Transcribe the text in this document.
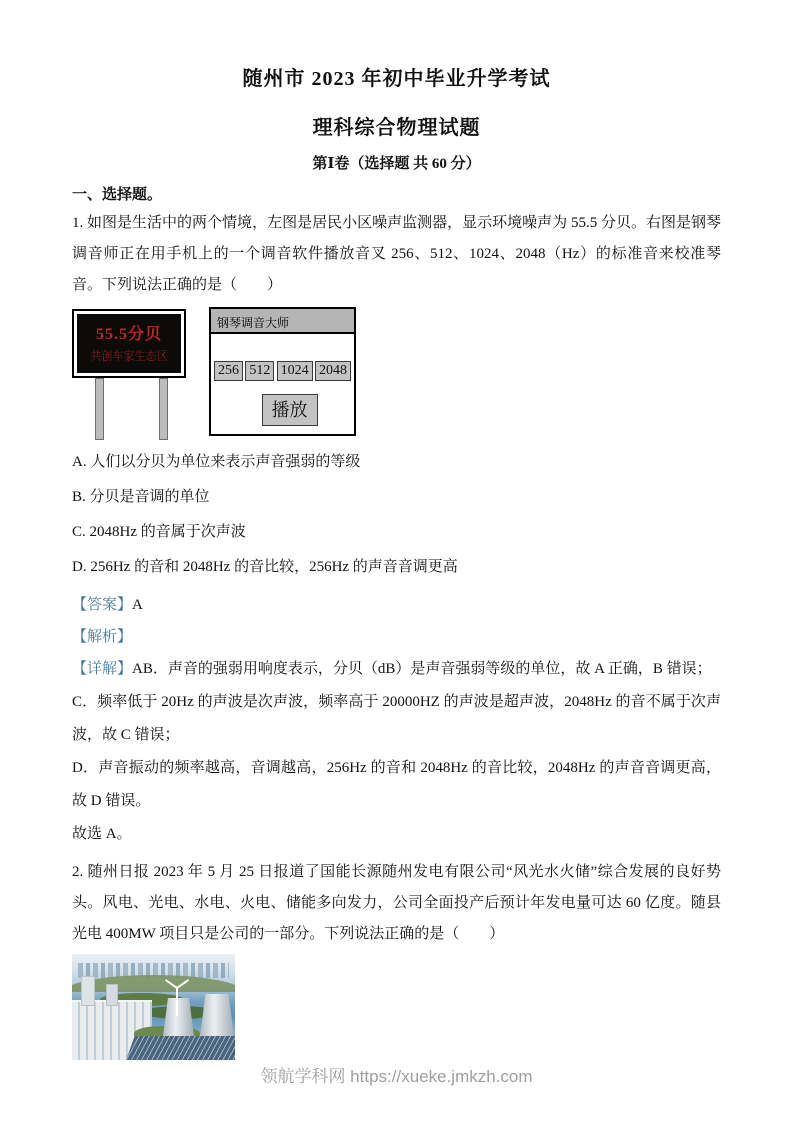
随州市 2023 年初中毕业升学考试
理科综合物理试题
第Ⅰ卷（选择题 共 60 分）
一、选择题。

1. 如图是生活中的两个情境，左图是居民小区噪声监测器，显示环境噪声为 55.5 分贝。右图是钢琴调音师正在用手机上的一个调音软件播放音叉 256、512、1024、2048（Hz）的标准音来校准琴音。下列说法正确的是（　　）

55.5分贝
共创车家生态区
钢琴调音大师
256 512 1024 2048
播放

A. 人们以分贝为单位来表示声音强弱的等级

B. 分贝是音调的单位

C. 2048Hz 的音属于次声波

D. 256Hz 的音和 2048Hz 的音比较，256Hz 的声音音调更高

【答案】A

【解析】

【详解】AB．声音的强弱用响度表示，分贝（dB）是声音强弱等级的单位，故 A 正确，B 错误；

C．频率低于 20Hz 的声波是次声波，频率高于 20000HZ 的声波是超声波，2048Hz 的音不属于次声波，故 C 错误；

D．声音振动的频率越高，音调越高，256Hz 的音和 2048Hz 的音比较，2048Hz 的声音音调更高，故 D 错误。

故选 A。

2. 随州日报 2023 年 5 月 25 日报道了国能长源随州发电有限公司“风光水火储”综合发展的良好势头。风电、光电、水电、火电、储能多向发力，公司全面投产后预计年发电量可达 60 亿度。随县光电 400MW 项目只是公司的一部分。下列说法正确的是（　　）

领航学科网 https://xueke.jmkzh.com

----------------

### [THE EXERCISE]
Using the material above, report each line where "的声音音调更高" occurs.

### [RESPONSE]
D. 256Hz 的音和 2048Hz 的音比较，256Hz 的声音音调更高
D．声音振动的频率越高，音调越高，256Hz 的音和 2048Hz 的音比较，2048Hz 的声音音调更高，故 D 错误。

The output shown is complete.